- Requirements -
Below is a block of records. Copy every line in it that contains the word "JSON".

++++ Material to process ++++

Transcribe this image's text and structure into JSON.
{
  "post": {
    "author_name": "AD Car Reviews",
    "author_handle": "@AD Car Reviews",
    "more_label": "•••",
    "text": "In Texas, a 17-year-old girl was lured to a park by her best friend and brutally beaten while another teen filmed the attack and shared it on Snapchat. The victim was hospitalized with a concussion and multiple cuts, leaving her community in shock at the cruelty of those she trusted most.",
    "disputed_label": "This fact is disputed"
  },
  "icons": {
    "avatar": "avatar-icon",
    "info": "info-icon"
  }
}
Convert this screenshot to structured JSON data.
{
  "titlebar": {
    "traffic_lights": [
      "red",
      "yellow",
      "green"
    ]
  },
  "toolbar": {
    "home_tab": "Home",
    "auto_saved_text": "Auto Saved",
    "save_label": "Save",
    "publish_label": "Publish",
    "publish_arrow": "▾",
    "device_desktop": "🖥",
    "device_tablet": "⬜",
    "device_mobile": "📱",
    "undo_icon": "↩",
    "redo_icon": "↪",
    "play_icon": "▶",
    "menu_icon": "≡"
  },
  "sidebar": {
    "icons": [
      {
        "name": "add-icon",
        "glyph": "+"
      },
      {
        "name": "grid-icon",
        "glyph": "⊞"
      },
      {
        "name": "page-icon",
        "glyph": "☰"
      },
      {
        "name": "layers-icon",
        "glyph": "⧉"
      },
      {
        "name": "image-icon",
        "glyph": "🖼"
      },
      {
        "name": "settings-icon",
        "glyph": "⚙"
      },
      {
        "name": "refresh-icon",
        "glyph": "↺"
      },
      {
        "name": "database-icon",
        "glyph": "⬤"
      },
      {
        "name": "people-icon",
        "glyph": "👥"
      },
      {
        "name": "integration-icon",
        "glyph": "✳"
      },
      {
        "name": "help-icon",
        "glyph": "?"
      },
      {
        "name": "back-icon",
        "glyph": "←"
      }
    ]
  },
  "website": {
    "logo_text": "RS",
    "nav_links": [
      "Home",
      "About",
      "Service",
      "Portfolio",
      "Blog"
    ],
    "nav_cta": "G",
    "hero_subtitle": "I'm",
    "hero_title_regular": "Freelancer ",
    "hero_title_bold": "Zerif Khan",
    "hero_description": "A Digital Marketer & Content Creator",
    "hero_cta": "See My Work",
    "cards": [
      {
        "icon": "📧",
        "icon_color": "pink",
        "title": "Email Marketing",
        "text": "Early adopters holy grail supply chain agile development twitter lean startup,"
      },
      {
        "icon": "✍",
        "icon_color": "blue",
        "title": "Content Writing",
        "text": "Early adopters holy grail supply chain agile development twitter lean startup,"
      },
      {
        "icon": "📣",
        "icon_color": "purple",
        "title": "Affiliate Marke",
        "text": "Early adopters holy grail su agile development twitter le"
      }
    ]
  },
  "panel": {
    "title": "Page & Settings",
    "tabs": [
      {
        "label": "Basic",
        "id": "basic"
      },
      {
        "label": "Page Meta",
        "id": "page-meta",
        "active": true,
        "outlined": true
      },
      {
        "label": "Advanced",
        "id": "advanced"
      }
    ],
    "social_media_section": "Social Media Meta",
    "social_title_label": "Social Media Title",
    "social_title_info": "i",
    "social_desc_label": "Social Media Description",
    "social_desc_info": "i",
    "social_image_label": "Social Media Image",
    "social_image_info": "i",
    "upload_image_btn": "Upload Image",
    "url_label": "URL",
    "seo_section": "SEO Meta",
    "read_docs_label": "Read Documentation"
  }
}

++++

- Task response -
Transcribe this image's text and structure into JSON.
Convert this screenshot to structured JSON data.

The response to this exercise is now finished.